Stored records:
· · · · ·

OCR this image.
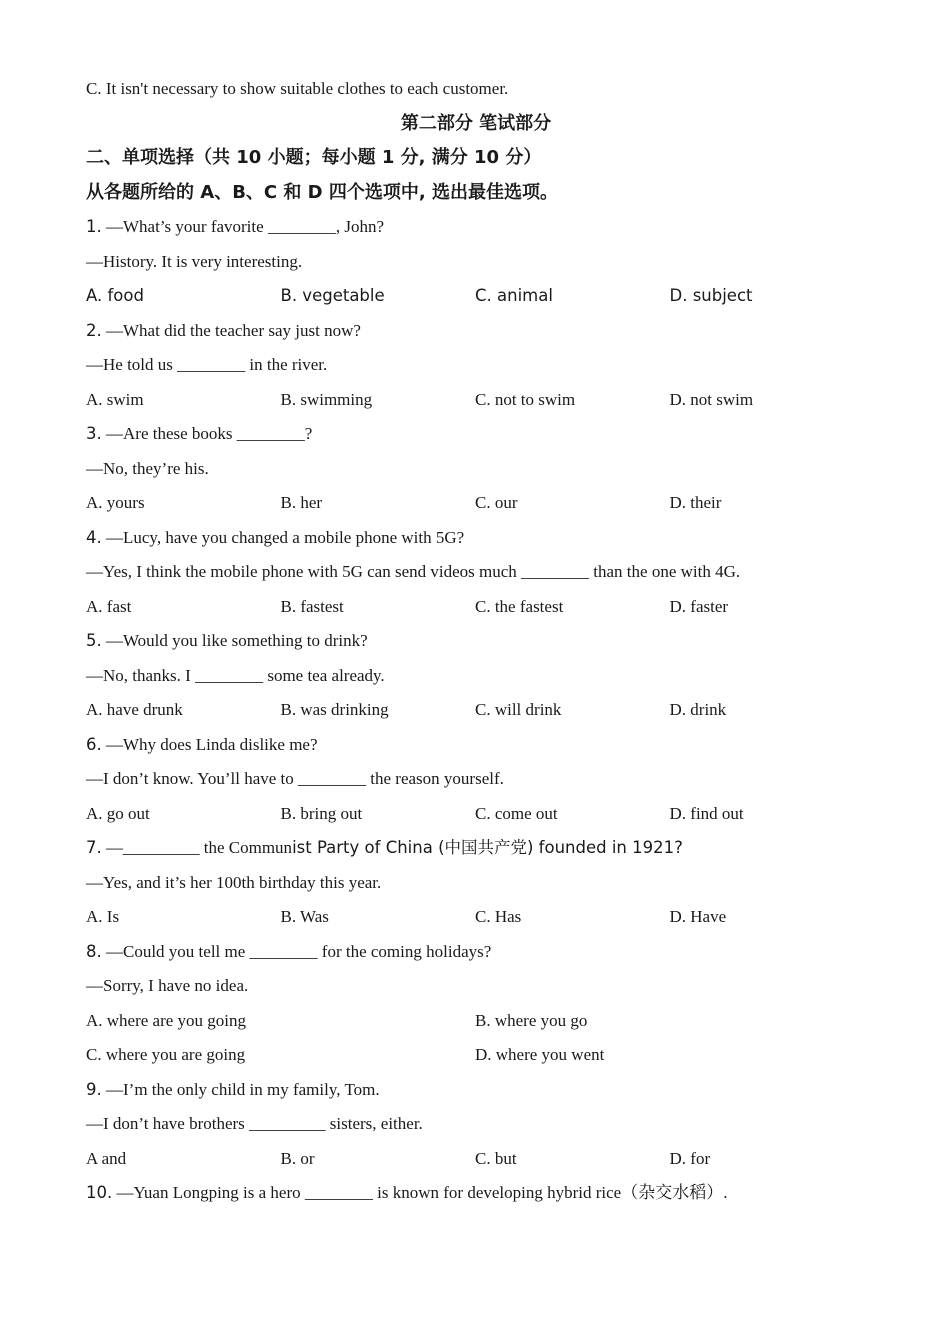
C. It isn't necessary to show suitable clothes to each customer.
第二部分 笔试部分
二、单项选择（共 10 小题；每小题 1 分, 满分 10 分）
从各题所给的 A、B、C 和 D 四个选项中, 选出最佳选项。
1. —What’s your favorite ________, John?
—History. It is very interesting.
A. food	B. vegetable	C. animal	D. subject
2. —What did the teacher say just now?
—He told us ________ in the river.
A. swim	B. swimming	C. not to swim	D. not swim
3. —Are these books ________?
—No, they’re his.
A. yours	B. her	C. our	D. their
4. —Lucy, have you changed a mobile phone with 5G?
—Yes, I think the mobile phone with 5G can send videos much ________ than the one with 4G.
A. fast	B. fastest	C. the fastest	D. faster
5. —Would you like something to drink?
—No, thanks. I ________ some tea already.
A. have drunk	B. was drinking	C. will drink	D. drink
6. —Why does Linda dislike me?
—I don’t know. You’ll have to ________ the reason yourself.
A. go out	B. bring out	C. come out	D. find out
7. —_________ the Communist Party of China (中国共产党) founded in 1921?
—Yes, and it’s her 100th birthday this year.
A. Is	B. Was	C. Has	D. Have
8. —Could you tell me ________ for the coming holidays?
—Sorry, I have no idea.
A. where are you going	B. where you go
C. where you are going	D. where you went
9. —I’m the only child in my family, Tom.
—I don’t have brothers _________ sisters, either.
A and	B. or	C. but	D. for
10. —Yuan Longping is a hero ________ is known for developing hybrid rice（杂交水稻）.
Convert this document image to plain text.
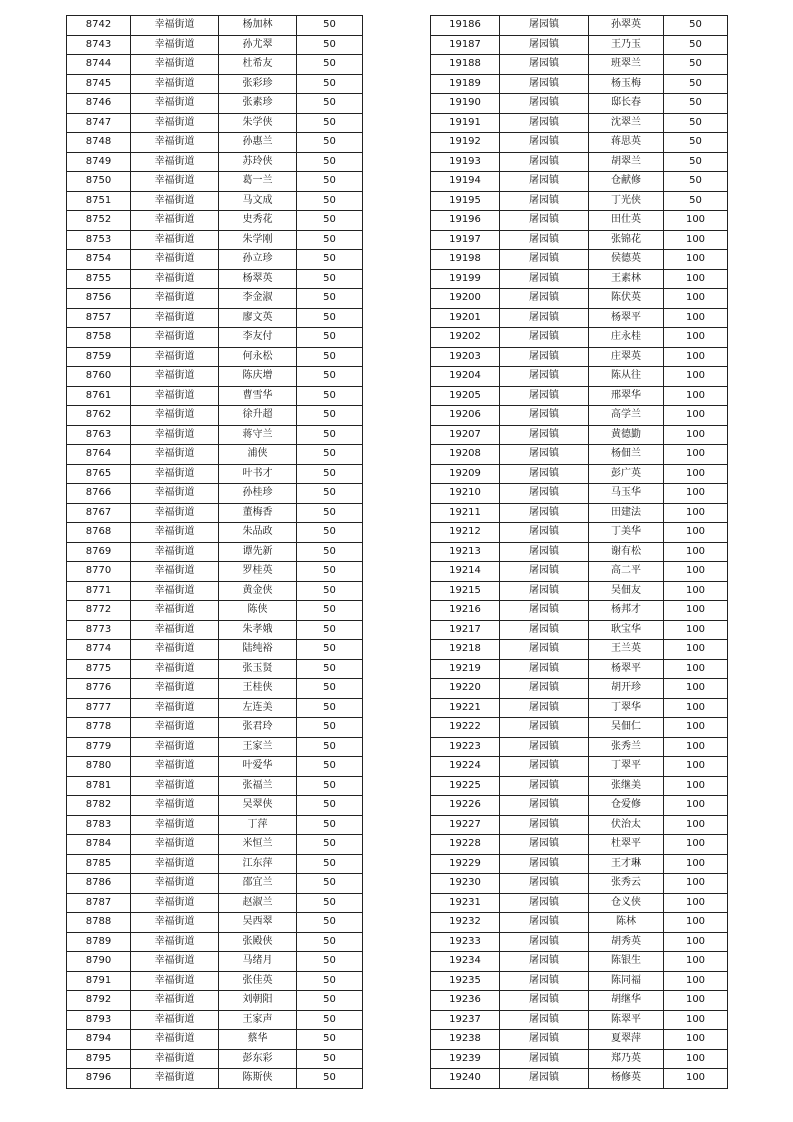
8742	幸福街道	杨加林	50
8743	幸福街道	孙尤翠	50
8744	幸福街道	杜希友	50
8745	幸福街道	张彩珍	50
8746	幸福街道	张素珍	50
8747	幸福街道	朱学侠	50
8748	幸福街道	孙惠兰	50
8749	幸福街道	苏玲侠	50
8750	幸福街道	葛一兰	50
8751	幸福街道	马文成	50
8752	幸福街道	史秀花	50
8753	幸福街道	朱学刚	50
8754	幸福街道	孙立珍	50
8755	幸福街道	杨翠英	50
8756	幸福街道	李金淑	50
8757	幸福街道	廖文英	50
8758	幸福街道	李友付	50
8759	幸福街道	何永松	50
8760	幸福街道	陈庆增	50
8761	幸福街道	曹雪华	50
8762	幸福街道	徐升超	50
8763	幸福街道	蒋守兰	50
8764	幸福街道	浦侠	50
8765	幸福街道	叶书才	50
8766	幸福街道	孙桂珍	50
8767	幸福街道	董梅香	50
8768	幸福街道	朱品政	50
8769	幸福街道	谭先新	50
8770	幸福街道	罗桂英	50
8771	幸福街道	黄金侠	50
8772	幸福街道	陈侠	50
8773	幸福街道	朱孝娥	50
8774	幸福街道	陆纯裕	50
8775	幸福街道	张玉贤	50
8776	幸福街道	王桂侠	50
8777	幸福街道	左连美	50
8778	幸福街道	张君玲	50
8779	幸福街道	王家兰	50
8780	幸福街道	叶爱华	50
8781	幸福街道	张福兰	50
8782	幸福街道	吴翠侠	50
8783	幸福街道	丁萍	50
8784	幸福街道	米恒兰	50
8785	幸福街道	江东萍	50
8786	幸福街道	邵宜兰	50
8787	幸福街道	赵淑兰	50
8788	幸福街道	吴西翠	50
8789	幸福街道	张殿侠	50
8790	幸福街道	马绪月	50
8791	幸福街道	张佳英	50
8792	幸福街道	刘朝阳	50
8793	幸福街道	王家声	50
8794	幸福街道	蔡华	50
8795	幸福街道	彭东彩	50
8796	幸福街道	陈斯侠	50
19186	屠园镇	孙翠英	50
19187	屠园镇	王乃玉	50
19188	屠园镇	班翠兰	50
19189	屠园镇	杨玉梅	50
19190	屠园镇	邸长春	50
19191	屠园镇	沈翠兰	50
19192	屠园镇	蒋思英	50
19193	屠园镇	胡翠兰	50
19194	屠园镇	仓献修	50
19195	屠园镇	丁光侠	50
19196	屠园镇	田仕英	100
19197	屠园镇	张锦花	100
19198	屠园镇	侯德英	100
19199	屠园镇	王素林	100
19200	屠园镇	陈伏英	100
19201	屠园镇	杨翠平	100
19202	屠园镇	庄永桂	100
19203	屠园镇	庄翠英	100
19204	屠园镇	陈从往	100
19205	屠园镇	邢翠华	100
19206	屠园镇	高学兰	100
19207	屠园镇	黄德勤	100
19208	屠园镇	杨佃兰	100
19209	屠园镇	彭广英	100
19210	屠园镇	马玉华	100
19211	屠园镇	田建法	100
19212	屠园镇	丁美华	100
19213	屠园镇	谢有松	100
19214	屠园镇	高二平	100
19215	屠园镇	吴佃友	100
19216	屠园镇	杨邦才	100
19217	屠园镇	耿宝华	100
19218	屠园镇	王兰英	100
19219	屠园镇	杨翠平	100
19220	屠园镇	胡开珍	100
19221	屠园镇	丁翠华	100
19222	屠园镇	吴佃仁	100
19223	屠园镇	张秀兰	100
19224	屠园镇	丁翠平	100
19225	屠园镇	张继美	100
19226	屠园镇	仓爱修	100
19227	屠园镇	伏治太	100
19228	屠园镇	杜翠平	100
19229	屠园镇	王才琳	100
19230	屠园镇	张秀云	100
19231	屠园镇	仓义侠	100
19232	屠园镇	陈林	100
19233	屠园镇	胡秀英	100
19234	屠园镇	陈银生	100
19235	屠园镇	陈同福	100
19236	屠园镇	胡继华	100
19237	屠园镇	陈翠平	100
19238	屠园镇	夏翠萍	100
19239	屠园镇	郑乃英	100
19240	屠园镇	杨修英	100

· · · · ·

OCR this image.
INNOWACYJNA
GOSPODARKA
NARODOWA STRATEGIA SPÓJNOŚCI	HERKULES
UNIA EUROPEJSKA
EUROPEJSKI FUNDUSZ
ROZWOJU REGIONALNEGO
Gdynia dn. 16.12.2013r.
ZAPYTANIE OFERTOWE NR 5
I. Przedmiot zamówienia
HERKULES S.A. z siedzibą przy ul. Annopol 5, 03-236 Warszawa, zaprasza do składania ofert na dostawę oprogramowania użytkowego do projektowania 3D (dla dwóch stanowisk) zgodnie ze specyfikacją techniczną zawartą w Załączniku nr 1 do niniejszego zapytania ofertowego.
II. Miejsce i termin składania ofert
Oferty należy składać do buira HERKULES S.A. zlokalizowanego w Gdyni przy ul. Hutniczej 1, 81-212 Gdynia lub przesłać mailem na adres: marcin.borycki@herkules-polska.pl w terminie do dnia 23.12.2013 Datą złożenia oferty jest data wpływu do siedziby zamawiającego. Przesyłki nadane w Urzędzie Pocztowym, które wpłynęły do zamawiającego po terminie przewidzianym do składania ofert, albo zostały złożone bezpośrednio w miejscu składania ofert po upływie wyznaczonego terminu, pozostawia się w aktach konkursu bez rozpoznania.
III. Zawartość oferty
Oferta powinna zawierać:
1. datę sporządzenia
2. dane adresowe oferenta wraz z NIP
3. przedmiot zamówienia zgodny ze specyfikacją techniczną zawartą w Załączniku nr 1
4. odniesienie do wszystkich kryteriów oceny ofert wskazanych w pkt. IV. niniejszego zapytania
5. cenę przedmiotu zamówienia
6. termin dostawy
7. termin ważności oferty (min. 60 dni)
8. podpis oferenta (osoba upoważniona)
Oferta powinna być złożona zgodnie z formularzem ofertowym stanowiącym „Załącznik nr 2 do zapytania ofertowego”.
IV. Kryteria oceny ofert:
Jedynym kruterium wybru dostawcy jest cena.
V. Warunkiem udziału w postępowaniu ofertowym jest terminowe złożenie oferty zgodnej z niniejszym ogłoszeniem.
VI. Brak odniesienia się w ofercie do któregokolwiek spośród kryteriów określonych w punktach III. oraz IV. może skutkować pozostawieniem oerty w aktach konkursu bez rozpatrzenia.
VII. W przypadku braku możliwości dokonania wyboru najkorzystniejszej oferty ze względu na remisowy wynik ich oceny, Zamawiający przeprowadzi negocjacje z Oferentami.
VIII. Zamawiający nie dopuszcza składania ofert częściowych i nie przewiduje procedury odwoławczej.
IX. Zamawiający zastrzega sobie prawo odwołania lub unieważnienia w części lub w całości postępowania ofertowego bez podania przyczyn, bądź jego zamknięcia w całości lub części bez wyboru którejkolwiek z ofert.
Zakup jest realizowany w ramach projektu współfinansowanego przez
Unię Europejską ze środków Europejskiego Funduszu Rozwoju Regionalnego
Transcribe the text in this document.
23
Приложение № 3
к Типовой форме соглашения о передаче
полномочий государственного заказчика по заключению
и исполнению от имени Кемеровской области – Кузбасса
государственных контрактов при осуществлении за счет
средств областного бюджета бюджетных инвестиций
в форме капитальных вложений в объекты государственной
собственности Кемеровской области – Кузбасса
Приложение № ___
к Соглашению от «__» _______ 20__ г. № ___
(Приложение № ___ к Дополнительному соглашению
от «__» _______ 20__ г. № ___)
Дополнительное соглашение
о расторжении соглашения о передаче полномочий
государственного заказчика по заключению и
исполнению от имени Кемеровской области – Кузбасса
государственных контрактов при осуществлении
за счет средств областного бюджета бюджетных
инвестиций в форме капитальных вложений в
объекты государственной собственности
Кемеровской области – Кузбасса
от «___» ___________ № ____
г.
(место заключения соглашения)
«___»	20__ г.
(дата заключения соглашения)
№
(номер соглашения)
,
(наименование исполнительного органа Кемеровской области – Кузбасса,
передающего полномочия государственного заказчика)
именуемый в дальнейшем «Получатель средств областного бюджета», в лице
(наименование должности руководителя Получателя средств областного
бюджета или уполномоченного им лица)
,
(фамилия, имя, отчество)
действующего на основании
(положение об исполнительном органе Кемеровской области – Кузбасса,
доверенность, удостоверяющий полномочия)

· · · · ·

Task requirements: Return the lines of the records that include the string "Oferta".

Right answer:
Oferta powinna zawierać:
Oferta powinna być złożona zgodnie z formularzem ofertowym stanowiącym „Załącznik nr 2 do zapytania ofertowego”.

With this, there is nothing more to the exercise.